# Goal
Restate the listing below word for word, omitting any images.
start Data section
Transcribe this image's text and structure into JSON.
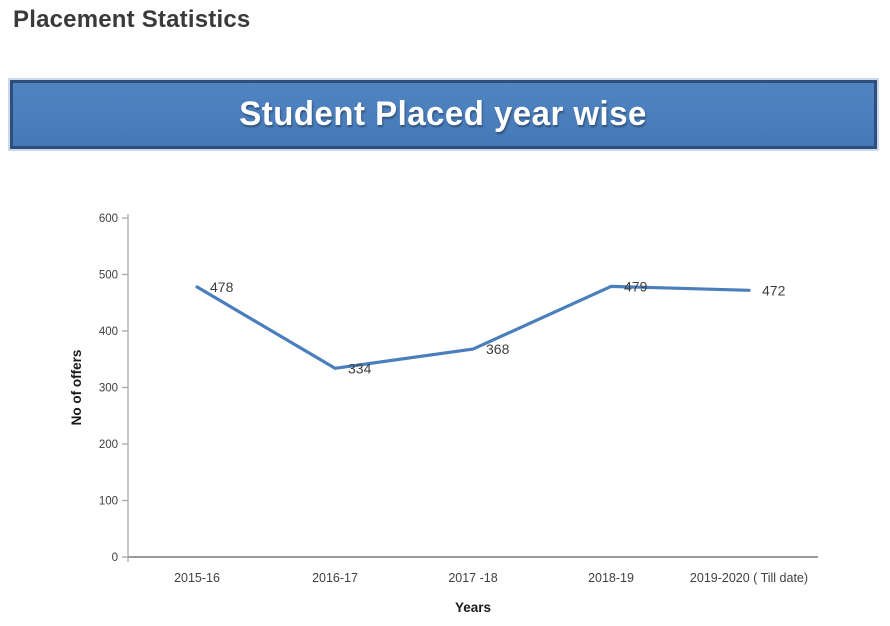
{
  "page": {
    "heading": "Placement Statistics"
  },
  "banner": {
    "title": "Student Placed year wise"
  },
  "colors": {
    "banner_fill": "#4a7ebc",
    "banner_border": "#2e4e7e",
    "banner_text": "#ffffff",
    "line": "#4a7ebc",
    "axis": "#a8a8a8",
    "tick_label": "#404040",
    "data_label": "#3d3d3d",
    "heading_text": "#3a3a3a"
  },
  "chart_data": {
    "type": "line",
    "title": "Student Placed year wise",
    "categories": [
      "2015-16",
      "2016-17",
      "2017 -18",
      "2018-19",
      "2019-2020 ( Till date)"
    ],
    "values": [
      478,
      334,
      368,
      479,
      472
    ],
    "xlabel": "Years",
    "ylabel": "No of offers",
    "ylim": [
      0,
      600
    ],
    "yticks": [
      0,
      100,
      200,
      300,
      400,
      500,
      600
    ],
    "grid": false,
    "legend": "none",
    "data_labels": true,
    "line_color": "#4a7ebc"
  }
}
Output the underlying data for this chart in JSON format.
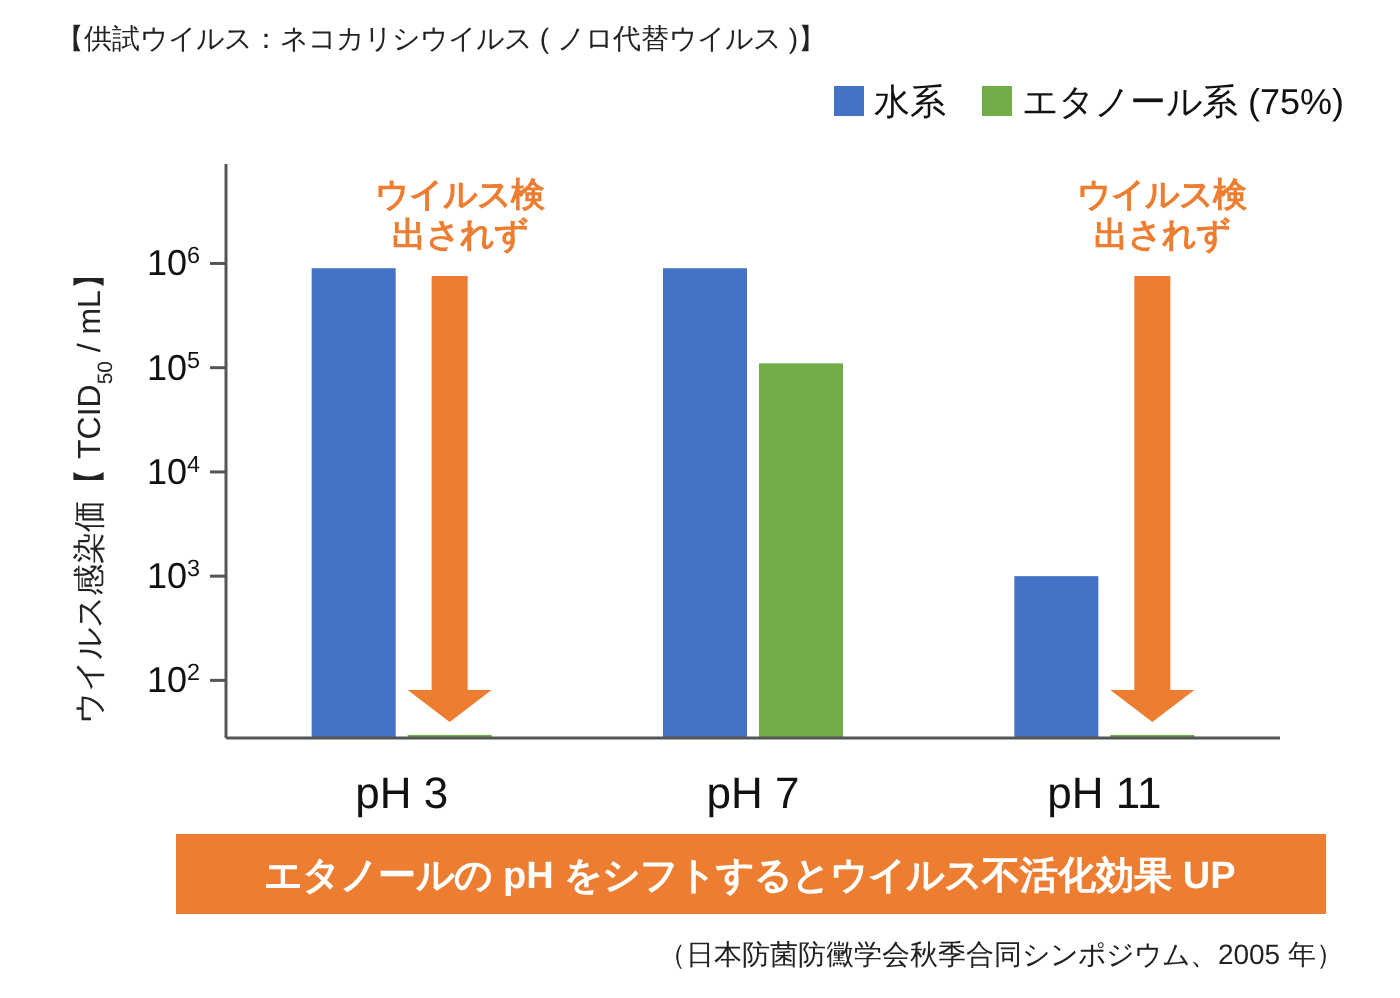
{
  "chart_data": {
    "type": "bar",
    "log": "y",
    "title": "【供試ウイルス：ネコカリシウイルス ( ノロ代替ウイルス )】",
    "ylabel": "ウイルス感染価【 TCID$_{50}$ / mL】",
    "categories": [
      "pH 3",
      "pH 7",
      "pH 11"
    ],
    "series": [
      {
        "name": "水系",
        "color": "#4472c4",
        "values": [
          900000,
          900000,
          1000
        ]
      },
      {
        "name": "エタノール系 (75%)",
        "color": "#70ad47",
        "values": [
          30,
          110000,
          30
        ]
      }
    ],
    "ylim": [
      28,
      9000000
    ],
    "yticks": [
      {
        "value": 100,
        "label": "10$^{2}$"
      },
      {
        "value": 1000,
        "label": "10$^{3}$"
      },
      {
        "value": 10000,
        "label": "10$^{4}$"
      },
      {
        "value": 100000,
        "label": "10$^{5}$"
      },
      {
        "value": 1000000,
        "label": "10$^{6}$"
      }
    ],
    "legend": "top right",
    "annotations": [
      "ウイルス検出されず",
      "ウイルス検出されず",
      "エタノールの pH をシフトするとウイルス不活化効果 UP",
      "（日本防菌防黴学会秋季合同シンポジウム、2005 年）"
    ]
  }
}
end Data section
# Correct result
Transcribe this image's text and structure into JSON.
{
  "page": {
    "heading": "Placement Statistics"
  },
  "banner": {
    "title": "Student Placed year wise"
  },
  "colors": {
    "banner_fill": "#4a7ebc",
    "banner_border": "#2e4e7e",
    "banner_text": "#ffffff",
    "line": "#4a7ebc",
    "axis": "#a8a8a8",
    "tick_label": "#404040",
    "data_label": "#3d3d3d",
    "heading_text": "#3a3a3a"
  },
  "chart_data": {
    "type": "line",
    "title": "Student Placed year wise",
    "categories": [
      "2015-16",
      "2016-17",
      "2017 -18",
      "2018-19",
      "2019-2020 ( Till date)"
    ],
    "values": [
      478,
      334,
      368,
      479,
      472
    ],
    "xlabel": "Years",
    "ylabel": "No of offers",
    "ylim": [
      0,
      600
    ],
    "yticks": [
      0,
      100,
      200,
      300,
      400,
      500,
      600
    ],
    "grid": false,
    "legend": "none",
    "data_labels": true,
    "line_color": "#4a7ebc"
  }
}
Output the underlying data for this chart in JSON format.
{
  "chart_data": {
    "type": "bar",
    "log": "y",
    "title": "【供試ウイルス：ネコカリシウイルス ( ノロ代替ウイルス )】",
    "ylabel": "ウイルス感染価【 TCID$_{50}$ / mL】",
    "categories": [
      "pH 3",
      "pH 7",
      "pH 11"
    ],
    "series": [
      {
        "name": "水系",
        "color": "#4472c4",
        "values": [
          900000,
          900000,
          1000
        ]
      },
      {
        "name": "エタノール系 (75%)",
        "color": "#70ad47",
        "values": [
          30,
          110000,
          30
        ]
      }
    ],
    "ylim": [
      28,
      9000000
    ],
    "yticks": [
      {
        "value": 100,
        "label": "10$^{2}$"
      },
      {
        "value": 1000,
        "label": "10$^{3}$"
      },
      {
        "value": 10000,
        "label": "10$^{4}$"
      },
      {
        "value": 100000,
        "label": "10$^{5}$"
      },
      {
        "value": 1000000,
        "label": "10$^{6}$"
      }
    ],
    "legend": "top right",
    "annotations": [
      "ウイルス検出されず",
      "ウイルス検出されず",
      "エタノールの pH をシフトするとウイルス不活化効果 UP",
      "（日本防菌防黴学会秋季合同シンポジウム、2005 年）"
    ]
  }
}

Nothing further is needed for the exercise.